**What you should do:**
Pull out every line from the listing that has the word "RhoA".
★ ★ ★ ★ ★
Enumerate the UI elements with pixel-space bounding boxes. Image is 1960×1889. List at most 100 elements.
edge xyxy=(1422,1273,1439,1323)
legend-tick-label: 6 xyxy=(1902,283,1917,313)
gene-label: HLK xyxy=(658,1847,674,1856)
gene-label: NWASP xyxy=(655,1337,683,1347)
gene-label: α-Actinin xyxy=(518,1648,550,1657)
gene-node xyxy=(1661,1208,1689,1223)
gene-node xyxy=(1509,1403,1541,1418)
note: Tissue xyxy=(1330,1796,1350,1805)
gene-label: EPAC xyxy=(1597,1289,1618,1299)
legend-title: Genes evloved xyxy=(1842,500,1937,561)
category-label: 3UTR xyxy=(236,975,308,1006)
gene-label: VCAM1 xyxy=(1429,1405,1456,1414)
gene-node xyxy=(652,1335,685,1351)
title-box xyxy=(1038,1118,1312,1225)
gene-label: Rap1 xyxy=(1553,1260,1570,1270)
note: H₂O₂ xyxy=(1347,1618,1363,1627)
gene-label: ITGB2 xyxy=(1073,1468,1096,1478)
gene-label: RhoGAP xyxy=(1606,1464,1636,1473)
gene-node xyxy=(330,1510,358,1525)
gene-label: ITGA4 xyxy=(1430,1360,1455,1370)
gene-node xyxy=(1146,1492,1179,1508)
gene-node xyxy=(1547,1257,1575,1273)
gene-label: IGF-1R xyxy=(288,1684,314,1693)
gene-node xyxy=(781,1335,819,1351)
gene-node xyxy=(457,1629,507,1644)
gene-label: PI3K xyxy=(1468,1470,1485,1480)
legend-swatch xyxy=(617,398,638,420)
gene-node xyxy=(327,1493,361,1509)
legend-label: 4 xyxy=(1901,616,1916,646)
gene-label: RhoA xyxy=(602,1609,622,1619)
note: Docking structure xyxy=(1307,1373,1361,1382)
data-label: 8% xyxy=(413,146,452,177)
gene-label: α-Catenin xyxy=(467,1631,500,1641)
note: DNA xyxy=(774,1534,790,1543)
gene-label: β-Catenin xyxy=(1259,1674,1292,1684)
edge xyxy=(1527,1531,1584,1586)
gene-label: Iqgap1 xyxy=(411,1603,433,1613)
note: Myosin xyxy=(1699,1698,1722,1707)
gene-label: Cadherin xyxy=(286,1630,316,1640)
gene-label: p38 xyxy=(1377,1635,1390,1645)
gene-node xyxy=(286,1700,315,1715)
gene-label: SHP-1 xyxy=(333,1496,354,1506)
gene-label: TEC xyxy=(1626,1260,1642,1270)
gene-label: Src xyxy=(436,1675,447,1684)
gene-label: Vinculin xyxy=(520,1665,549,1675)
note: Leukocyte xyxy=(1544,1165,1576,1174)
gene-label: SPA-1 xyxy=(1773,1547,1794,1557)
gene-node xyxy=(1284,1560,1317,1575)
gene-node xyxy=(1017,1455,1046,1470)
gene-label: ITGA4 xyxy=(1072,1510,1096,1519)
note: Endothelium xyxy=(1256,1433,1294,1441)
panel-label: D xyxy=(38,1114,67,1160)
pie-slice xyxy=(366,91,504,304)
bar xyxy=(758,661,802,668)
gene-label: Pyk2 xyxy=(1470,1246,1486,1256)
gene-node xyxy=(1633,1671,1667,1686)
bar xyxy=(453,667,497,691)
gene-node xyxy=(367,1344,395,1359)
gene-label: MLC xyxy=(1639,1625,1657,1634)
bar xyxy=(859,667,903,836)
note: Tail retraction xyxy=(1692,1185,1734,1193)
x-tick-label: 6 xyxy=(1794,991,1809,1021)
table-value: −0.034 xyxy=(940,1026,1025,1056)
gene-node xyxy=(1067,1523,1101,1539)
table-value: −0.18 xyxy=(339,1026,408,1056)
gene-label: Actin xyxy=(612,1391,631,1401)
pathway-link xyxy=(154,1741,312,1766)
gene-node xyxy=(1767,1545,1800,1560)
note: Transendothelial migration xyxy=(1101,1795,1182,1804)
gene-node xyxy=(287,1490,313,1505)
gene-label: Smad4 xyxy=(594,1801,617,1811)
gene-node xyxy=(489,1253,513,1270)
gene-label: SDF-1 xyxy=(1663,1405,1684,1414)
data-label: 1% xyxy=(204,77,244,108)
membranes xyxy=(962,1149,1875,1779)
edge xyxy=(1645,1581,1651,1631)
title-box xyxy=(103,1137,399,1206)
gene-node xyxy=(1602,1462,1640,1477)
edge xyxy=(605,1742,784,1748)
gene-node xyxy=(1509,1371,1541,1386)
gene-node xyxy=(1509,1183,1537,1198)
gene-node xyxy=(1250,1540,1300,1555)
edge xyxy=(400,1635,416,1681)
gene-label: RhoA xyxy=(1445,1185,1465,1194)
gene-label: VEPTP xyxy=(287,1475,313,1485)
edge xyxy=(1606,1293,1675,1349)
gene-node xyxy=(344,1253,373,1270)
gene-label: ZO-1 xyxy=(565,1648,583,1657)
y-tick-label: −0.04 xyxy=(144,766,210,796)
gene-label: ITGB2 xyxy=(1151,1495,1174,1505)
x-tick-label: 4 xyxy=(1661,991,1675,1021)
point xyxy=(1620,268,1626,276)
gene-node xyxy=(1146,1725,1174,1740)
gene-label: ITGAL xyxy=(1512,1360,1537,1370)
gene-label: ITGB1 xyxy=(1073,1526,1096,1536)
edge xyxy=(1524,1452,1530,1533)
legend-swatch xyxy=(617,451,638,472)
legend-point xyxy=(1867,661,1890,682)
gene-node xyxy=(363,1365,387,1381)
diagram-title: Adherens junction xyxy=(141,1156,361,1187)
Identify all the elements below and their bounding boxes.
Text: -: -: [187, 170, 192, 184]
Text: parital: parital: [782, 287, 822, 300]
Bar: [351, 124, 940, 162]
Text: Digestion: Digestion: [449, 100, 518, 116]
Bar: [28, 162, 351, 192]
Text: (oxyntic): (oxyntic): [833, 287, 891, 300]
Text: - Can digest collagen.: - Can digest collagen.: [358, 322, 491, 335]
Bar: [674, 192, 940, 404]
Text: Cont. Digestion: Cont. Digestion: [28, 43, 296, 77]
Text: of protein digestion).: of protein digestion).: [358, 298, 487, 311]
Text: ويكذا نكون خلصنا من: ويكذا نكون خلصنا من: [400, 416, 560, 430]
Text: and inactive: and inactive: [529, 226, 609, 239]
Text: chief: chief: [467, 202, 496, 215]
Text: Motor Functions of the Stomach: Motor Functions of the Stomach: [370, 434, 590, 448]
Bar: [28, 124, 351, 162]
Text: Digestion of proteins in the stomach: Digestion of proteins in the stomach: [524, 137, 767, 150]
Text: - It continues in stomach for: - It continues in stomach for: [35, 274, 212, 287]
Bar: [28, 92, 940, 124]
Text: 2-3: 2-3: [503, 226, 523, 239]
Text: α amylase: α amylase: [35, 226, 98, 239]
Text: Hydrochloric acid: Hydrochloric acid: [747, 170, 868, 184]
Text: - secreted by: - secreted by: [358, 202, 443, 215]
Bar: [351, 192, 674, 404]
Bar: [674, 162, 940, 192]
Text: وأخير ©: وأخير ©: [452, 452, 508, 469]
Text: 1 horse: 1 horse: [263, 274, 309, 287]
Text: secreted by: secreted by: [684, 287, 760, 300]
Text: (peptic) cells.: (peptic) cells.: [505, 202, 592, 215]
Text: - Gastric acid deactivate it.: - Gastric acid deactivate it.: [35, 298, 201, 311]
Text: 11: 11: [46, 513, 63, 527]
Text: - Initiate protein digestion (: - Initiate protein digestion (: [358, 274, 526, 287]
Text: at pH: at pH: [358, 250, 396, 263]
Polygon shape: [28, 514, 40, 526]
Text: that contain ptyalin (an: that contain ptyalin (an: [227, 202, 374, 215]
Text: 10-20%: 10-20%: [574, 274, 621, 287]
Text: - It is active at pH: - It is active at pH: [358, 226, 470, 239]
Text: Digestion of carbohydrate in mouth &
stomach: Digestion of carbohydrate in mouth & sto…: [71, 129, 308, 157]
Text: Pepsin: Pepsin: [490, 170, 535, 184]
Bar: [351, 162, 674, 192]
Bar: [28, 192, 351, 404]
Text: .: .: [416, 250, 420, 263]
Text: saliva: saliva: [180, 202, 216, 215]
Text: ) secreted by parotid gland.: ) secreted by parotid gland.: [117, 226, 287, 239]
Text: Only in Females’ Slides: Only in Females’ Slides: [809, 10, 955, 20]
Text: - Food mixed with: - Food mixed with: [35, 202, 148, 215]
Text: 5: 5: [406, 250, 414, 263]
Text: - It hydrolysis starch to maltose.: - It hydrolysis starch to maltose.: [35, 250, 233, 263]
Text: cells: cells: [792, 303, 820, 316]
★ ★ ★ ★ ★
**Answer for the task:**
gene-label: RhoA xyxy=(602,1609,622,1619)
gene-label: RhoA xyxy=(1445,1185,1465,1194)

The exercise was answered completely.